=== Given task ===
Give as output the line that contains "Give me a plain-text", followed by every remaining line of the entries, unchanged and with nothing added.
BEGIN
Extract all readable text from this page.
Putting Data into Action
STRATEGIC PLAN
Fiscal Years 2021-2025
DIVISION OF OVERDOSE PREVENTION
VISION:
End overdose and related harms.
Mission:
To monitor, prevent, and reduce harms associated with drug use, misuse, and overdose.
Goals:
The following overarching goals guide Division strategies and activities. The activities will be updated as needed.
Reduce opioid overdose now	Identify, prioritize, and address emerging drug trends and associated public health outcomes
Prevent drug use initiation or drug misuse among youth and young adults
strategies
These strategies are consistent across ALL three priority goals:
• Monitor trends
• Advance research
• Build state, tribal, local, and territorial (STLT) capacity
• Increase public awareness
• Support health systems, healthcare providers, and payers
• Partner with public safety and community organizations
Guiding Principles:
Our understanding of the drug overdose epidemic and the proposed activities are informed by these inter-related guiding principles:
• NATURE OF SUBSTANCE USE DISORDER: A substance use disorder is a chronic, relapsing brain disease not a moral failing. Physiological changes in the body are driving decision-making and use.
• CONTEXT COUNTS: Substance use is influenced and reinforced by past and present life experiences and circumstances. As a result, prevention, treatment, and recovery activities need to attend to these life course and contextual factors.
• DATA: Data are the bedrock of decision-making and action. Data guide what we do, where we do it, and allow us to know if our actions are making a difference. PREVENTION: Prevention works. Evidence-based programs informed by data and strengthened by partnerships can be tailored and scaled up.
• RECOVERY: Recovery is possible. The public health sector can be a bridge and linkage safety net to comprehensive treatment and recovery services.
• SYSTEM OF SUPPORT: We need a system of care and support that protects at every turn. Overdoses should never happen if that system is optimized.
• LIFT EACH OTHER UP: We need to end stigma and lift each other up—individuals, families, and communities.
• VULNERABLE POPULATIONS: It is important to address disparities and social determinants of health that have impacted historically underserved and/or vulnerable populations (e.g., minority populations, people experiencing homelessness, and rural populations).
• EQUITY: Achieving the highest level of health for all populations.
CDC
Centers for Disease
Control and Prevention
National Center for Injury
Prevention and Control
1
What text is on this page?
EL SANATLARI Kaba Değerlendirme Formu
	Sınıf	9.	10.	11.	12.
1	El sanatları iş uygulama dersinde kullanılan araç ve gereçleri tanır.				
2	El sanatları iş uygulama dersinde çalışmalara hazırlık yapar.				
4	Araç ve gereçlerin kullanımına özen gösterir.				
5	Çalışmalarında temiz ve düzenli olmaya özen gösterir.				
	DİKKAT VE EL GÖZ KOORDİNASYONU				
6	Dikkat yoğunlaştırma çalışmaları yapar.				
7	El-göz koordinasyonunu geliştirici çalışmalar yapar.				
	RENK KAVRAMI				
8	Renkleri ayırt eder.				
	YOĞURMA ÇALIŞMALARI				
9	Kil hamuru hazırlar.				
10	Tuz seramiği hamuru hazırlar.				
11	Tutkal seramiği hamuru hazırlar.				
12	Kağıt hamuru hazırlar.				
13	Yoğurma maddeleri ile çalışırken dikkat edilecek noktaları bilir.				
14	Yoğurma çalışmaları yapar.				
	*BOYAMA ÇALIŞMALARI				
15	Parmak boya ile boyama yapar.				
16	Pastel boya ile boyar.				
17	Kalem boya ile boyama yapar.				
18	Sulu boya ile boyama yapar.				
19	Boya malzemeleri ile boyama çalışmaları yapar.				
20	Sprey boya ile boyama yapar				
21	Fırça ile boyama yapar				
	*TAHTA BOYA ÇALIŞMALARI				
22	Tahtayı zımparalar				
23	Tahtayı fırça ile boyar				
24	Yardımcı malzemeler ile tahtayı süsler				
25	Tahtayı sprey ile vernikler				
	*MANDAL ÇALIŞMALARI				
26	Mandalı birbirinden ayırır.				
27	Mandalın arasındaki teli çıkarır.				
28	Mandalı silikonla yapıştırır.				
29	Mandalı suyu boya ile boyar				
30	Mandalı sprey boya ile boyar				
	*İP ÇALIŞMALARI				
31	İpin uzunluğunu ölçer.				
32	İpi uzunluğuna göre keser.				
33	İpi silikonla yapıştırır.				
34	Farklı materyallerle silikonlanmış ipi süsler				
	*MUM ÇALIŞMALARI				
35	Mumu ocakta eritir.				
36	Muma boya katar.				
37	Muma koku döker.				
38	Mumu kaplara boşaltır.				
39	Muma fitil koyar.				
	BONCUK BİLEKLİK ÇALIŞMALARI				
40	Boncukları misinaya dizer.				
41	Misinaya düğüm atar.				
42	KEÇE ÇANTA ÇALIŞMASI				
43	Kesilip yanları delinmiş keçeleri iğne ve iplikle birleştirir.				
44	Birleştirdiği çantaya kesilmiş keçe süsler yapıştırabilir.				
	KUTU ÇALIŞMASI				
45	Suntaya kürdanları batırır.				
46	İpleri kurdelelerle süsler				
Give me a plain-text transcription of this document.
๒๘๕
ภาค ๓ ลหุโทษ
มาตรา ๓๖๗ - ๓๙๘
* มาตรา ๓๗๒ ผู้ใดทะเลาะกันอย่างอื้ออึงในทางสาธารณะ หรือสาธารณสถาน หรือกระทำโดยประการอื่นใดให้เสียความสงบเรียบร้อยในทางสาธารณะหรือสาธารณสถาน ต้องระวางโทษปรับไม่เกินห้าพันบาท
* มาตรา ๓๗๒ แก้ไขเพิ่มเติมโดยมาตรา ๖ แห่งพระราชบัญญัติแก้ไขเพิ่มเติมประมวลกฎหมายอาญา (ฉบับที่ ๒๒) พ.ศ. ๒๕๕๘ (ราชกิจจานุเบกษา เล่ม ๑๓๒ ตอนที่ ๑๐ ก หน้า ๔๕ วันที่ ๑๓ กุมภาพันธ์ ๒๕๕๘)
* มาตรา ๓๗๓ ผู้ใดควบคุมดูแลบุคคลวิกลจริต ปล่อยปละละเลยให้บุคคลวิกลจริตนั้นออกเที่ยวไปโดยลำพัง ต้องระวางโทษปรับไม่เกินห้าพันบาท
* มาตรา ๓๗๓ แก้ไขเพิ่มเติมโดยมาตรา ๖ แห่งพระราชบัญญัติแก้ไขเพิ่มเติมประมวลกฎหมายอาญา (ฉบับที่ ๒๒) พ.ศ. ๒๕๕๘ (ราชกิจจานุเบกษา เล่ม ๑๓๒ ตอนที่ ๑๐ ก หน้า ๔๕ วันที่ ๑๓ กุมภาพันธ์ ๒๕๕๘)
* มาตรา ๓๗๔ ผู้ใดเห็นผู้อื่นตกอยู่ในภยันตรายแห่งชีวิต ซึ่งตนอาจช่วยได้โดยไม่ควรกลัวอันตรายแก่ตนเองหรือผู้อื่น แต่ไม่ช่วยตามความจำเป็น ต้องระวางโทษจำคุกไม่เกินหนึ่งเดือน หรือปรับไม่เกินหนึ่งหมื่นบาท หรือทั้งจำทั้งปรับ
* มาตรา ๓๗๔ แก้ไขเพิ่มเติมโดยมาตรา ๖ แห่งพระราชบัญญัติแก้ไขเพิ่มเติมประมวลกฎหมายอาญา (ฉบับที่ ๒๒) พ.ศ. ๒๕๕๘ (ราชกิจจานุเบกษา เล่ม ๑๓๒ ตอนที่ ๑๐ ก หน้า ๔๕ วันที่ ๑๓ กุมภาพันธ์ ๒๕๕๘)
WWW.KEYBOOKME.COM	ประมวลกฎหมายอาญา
END
=== Solution for this problem ===
Give me a plain-text transcription of this document.
๒๘๕
ภาค ๓ ลหุโทษ
มาตรา ๓๖๗ - ๓๙๘
* มาตรา ๓๗๒ ผู้ใดทะเลาะกันอย่างอื้ออึงในทางสาธารณะ หรือสาธารณสถาน หรือกระทำโดยประการอื่นใดให้เสียความสงบเรียบร้อยในทางสาธารณะหรือสาธารณสถาน ต้องระวางโทษปรับไม่เกินห้าพันบาท
* มาตรา ๓๗๒ แก้ไขเพิ่มเติมโดยมาตรา ๖ แห่งพระราชบัญญัติแก้ไขเพิ่มเติมประมวลกฎหมายอาญา (ฉบับที่ ๒๒) พ.ศ. ๒๕๕๘ (ราชกิจจานุเบกษา เล่ม ๑๓๒ ตอนที่ ๑๐ ก หน้า ๔๕ วันที่ ๑๓ กุมภาพันธ์ ๒๕๕๘)
* มาตรา ๓๗๓ ผู้ใดควบคุมดูแลบุคคลวิกลจริต ปล่อยปละละเลยให้บุคคลวิกลจริตนั้นออกเที่ยวไปโดยลำพัง ต้องระวางโทษปรับไม่เกินห้าพันบาท
* มาตรา ๓๗๓ แก้ไขเพิ่มเติมโดยมาตรา ๖ แห่งพระราชบัญญัติแก้ไขเพิ่มเติมประมวลกฎหมายอาญา (ฉบับที่ ๒๒) พ.ศ. ๒๕๕๘ (ราชกิจจานุเบกษา เล่ม ๑๓๒ ตอนที่ ๑๐ ก หน้า ๔๕ วันที่ ๑๓ กุมภาพันธ์ ๒๕๕๘)
* มาตรา ๓๗๔ ผู้ใดเห็นผู้อื่นตกอยู่ในภยันตรายแห่งชีวิต ซึ่งตนอาจช่วยได้โดยไม่ควรกลัวอันตรายแก่ตนเองหรือผู้อื่น แต่ไม่ช่วยตามความจำเป็น ต้องระวางโทษจำคุกไม่เกินหนึ่งเดือน หรือปรับไม่เกินหนึ่งหมื่นบาท หรือทั้งจำทั้งปรับ
* มาตรา ๓๗๔ แก้ไขเพิ่มเติมโดยมาตรา ๖ แห่งพระราชบัญญัติแก้ไขเพิ่มเติมประมวลกฎหมายอาญา (ฉบับที่ ๒๒) พ.ศ. ๒๕๕๘ (ราชกิจจานุเบกษา เล่ม ๑๓๒ ตอนที่ ๑๐ ก หน้า ๔๕ วันที่ ๑๓ กุมภาพันธ์ ๒๕๕๘)
WWW.KEYBOOKME.COM	ประมวลกฎหมายอาญา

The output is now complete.